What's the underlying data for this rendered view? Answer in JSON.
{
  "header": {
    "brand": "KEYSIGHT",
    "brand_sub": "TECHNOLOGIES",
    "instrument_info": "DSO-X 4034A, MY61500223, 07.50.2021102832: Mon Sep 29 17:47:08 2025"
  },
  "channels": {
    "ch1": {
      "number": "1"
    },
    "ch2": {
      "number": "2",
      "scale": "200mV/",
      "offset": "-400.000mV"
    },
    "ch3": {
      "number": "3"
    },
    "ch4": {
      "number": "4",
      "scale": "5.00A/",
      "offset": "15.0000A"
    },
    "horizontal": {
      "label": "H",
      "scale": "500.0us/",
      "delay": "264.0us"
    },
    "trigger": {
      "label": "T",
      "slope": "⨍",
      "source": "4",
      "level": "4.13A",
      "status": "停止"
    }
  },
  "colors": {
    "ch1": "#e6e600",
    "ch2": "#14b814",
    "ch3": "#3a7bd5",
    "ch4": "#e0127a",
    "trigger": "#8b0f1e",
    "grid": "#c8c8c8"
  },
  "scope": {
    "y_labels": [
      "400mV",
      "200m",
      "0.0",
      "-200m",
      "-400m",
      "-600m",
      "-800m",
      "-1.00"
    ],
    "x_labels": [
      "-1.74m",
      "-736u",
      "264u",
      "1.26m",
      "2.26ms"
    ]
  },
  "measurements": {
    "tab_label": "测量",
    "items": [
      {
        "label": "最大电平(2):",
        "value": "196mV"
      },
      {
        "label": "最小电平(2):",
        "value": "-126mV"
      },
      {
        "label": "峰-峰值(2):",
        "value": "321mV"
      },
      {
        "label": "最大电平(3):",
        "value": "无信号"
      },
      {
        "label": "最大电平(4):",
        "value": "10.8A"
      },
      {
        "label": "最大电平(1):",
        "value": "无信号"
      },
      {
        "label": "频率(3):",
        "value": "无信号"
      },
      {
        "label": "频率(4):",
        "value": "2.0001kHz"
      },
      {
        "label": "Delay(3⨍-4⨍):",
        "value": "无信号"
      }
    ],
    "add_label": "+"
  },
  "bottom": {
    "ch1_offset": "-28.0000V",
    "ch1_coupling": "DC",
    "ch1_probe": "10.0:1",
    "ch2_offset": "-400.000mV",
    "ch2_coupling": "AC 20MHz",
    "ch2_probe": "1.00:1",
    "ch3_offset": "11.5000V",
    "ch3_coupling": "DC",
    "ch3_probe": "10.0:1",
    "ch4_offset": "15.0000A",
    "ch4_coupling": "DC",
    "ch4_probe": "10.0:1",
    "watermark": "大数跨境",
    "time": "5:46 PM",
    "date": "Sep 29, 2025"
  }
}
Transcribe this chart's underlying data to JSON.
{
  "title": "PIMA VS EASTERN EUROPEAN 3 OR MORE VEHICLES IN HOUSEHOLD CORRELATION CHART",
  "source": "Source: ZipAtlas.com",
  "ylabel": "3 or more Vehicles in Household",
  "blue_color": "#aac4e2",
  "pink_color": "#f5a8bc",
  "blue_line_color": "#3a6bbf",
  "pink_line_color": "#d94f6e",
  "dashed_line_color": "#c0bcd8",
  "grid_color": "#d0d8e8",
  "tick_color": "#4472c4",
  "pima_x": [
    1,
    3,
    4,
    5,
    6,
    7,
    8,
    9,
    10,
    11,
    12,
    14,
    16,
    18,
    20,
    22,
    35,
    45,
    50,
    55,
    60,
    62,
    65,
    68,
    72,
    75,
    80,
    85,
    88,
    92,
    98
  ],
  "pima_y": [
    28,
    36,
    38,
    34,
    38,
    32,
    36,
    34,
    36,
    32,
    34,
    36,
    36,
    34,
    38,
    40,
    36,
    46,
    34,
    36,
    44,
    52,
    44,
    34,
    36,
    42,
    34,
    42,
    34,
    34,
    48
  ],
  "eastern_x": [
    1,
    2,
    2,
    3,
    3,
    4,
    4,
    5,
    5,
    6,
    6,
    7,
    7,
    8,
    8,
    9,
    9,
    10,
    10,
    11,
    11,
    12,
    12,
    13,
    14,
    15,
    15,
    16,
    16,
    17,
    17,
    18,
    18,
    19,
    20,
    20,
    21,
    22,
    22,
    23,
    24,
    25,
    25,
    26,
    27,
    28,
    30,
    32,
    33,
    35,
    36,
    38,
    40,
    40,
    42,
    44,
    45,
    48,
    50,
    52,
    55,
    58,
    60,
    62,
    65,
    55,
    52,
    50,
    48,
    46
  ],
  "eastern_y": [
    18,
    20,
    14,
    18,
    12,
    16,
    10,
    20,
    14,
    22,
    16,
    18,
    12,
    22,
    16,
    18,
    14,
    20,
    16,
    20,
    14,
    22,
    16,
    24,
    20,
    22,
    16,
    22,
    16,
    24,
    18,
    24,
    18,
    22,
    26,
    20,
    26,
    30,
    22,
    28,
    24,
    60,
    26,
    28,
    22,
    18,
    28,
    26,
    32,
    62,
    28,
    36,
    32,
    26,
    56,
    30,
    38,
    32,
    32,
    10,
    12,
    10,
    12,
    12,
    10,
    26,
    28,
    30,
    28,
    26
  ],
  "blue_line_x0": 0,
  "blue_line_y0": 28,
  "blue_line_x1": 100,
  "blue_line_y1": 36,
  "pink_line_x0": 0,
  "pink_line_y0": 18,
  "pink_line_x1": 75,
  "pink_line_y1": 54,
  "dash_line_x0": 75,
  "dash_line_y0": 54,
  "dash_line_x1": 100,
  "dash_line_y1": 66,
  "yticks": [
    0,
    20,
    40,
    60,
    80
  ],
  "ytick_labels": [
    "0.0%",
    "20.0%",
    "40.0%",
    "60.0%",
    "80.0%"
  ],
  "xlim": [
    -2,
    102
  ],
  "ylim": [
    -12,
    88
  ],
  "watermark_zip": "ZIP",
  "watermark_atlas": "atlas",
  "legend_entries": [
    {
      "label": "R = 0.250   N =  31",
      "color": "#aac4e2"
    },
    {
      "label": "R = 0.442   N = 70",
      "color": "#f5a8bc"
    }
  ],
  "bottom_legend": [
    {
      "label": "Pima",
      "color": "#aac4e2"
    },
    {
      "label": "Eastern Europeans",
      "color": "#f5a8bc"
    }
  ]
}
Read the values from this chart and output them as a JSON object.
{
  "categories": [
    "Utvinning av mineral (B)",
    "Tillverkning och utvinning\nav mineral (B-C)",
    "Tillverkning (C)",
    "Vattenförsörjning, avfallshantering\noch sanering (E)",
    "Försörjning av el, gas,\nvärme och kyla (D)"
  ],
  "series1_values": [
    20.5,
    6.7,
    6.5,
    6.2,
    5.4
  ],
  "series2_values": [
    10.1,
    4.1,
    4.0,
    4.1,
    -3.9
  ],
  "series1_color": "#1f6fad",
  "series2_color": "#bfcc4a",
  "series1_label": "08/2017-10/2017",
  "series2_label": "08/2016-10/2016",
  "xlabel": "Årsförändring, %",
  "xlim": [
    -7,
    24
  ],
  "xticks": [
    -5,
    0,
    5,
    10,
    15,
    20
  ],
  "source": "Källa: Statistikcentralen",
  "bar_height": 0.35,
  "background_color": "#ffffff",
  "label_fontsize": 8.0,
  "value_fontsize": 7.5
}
____
### Task to complete
Type the material above out again, exactly.

### Complete answer
What's the underlying data for this rendered view? Answer in JSON.
{
  "header": {
    "brand": "KEYSIGHT",
    "brand_sub": "TECHNOLOGIES",
    "instrument_info": "DSO-X 4034A, MY61500223, 07.50.2021102832: Mon Sep 29 17:47:08 2025"
  },
  "channels": {
    "ch1": {
      "number": "1"
    },
    "ch2": {
      "number": "2",
      "scale": "200mV/",
      "offset": "-400.000mV"
    },
    "ch3": {
      "number": "3"
    },
    "ch4": {
      "number": "4",
      "scale": "5.00A/",
      "offset": "15.0000A"
    },
    "horizontal": {
      "label": "H",
      "scale": "500.0us/",
      "delay": "264.0us"
    },
    "trigger": {
      "label": "T",
      "slope": "⨍",
      "source": "4",
      "level": "4.13A",
      "status": "停止"
    }
  },
  "colors": {
    "ch1": "#e6e600",
    "ch2": "#14b814",
    "ch3": "#3a7bd5",
    "ch4": "#e0127a",
    "trigger": "#8b0f1e",
    "grid": "#c8c8c8"
  },
  "scope": {
    "y_labels": [
      "400mV",
      "200m",
      "0.0",
      "-200m",
      "-400m",
      "-600m",
      "-800m",
      "-1.00"
    ],
    "x_labels": [
      "-1.74m",
      "-736u",
      "264u",
      "1.26m",
      "2.26ms"
    ]
  },
  "measurements": {
    "tab_label": "测量",
    "items": [
      {
        "label": "最大电平(2):",
        "value": "196mV"
      },
      {
        "label": "最小电平(2):",
        "value": "-126mV"
      },
      {
        "label": "峰-峰值(2):",
        "value": "321mV"
      },
      {
        "label": "最大电平(3):",
        "value": "无信号"
      },
      {
        "label": "最大电平(4):",
        "value": "10.8A"
      },
      {
        "label": "最大电平(1):",
        "value": "无信号"
      },
      {
        "label": "频率(3):",
        "value": "无信号"
      },
      {
        "label": "频率(4):",
        "value": "2.0001kHz"
      },
      {
        "label": "Delay(3⨍-4⨍):",
        "value": "无信号"
      }
    ],
    "add_label": "+"
  },
  "bottom": {
    "ch1_offset": "-28.0000V",
    "ch1_coupling": "DC",
    "ch1_probe": "10.0:1",
    "ch2_offset": "-400.000mV",
    "ch2_coupling": "AC 20MHz",
    "ch2_probe": "1.00:1",
    "ch3_offset": "11.5000V",
    "ch3_coupling": "DC",
    "ch3_probe": "10.0:1",
    "ch4_offset": "15.0000A",
    "ch4_coupling": "DC",
    "ch4_probe": "10.0:1",
    "watermark": "大数跨境",
    "time": "5:46 PM",
    "date": "Sep 29, 2025"
  }
}
Transcribe this chart's underlying data to JSON.
{
  "title": "PIMA VS EASTERN EUROPEAN 3 OR MORE VEHICLES IN HOUSEHOLD CORRELATION CHART",
  "source": "Source: ZipAtlas.com",
  "ylabel": "3 or more Vehicles in Household",
  "blue_color": "#aac4e2",
  "pink_color": "#f5a8bc",
  "blue_line_color": "#3a6bbf",
  "pink_line_color": "#d94f6e",
  "dashed_line_color": "#c0bcd8",
  "grid_color": "#d0d8e8",
  "tick_color": "#4472c4",
  "pima_x": [
    1,
    3,
    4,
    5,
    6,
    7,
    8,
    9,
    10,
    11,
    12,
    14,
    16,
    18,
    20,
    22,
    35,
    45,
    50,
    55,
    60,
    62,
    65,
    68,
    72,
    75,
    80,
    85,
    88,
    92,
    98
  ],
  "pima_y": [
    28,
    36,
    38,
    34,
    38,
    32,
    36,
    34,
    36,
    32,
    34,
    36,
    36,
    34,
    38,
    40,
    36,
    46,
    34,
    36,
    44,
    52,
    44,
    34,
    36,
    42,
    34,
    42,
    34,
    34,
    48
  ],
  "eastern_x": [
    1,
    2,
    2,
    3,
    3,
    4,
    4,
    5,
    5,
    6,
    6,
    7,
    7,
    8,
    8,
    9,
    9,
    10,
    10,
    11,
    11,
    12,
    12,
    13,
    14,
    15,
    15,
    16,
    16,
    17,
    17,
    18,
    18,
    19,
    20,
    20,
    21,
    22,
    22,
    23,
    24,
    25,
    25,
    26,
    27,
    28,
    30,
    32,
    33,
    35,
    36,
    38,
    40,
    40,
    42,
    44,
    45,
    48,
    50,
    52,
    55,
    58,
    60,
    62,
    65,
    55,
    52,
    50,
    48,
    46
  ],
  "eastern_y": [
    18,
    20,
    14,
    18,
    12,
    16,
    10,
    20,
    14,
    22,
    16,
    18,
    12,
    22,
    16,
    18,
    14,
    20,
    16,
    20,
    14,
    22,
    16,
    24,
    20,
    22,
    16,
    22,
    16,
    24,
    18,
    24,
    18,
    22,
    26,
    20,
    26,
    30,
    22,
    28,
    24,
    60,
    26,
    28,
    22,
    18,
    28,
    26,
    32,
    62,
    28,
    36,
    32,
    26,
    56,
    30,
    38,
    32,
    32,
    10,
    12,
    10,
    12,
    12,
    10,
    26,
    28,
    30,
    28,
    26
  ],
  "blue_line_x0": 0,
  "blue_line_y0": 28,
  "blue_line_x1": 100,
  "blue_line_y1": 36,
  "pink_line_x0": 0,
  "pink_line_y0": 18,
  "pink_line_x1": 75,
  "pink_line_y1": 54,
  "dash_line_x0": 75,
  "dash_line_y0": 54,
  "dash_line_x1": 100,
  "dash_line_y1": 66,
  "yticks": [
    0,
    20,
    40,
    60,
    80
  ],
  "ytick_labels": [
    "0.0%",
    "20.0%",
    "40.0%",
    "60.0%",
    "80.0%"
  ],
  "xlim": [
    -2,
    102
  ],
  "ylim": [
    -12,
    88
  ],
  "watermark_zip": "ZIP",
  "watermark_atlas": "atlas",
  "legend_entries": [
    {
      "label": "R = 0.250   N =  31",
      "color": "#aac4e2"
    },
    {
      "label": "R = 0.442   N = 70",
      "color": "#f5a8bc"
    }
  ],
  "bottom_legend": [
    {
      "label": "Pima",
      "color": "#aac4e2"
    },
    {
      "label": "Eastern Europeans",
      "color": "#f5a8bc"
    }
  ]
}
Read the values from this chart and output them as a JSON object.
{
  "categories": [
    "Utvinning av mineral (B)",
    "Tillverkning och utvinning\nav mineral (B-C)",
    "Tillverkning (C)",
    "Vattenförsörjning, avfallshantering\noch sanering (E)",
    "Försörjning av el, gas,\nvärme och kyla (D)"
  ],
  "series1_values": [
    20.5,
    6.7,
    6.5,
    6.2,
    5.4
  ],
  "series2_values": [
    10.1,
    4.1,
    4.0,
    4.1,
    -3.9
  ],
  "series1_color": "#1f6fad",
  "series2_color": "#bfcc4a",
  "series1_label": "08/2017-10/2017",
  "series2_label": "08/2016-10/2016",
  "xlabel": "Årsförändring, %",
  "xlim": [
    -7,
    24
  ],
  "xticks": [
    -5,
    0,
    5,
    10,
    15,
    20
  ],
  "source": "Källa: Statistikcentralen",
  "bar_height": 0.35,
  "background_color": "#ffffff",
  "label_fontsize": 8.0,
  "value_fontsize": 7.5
}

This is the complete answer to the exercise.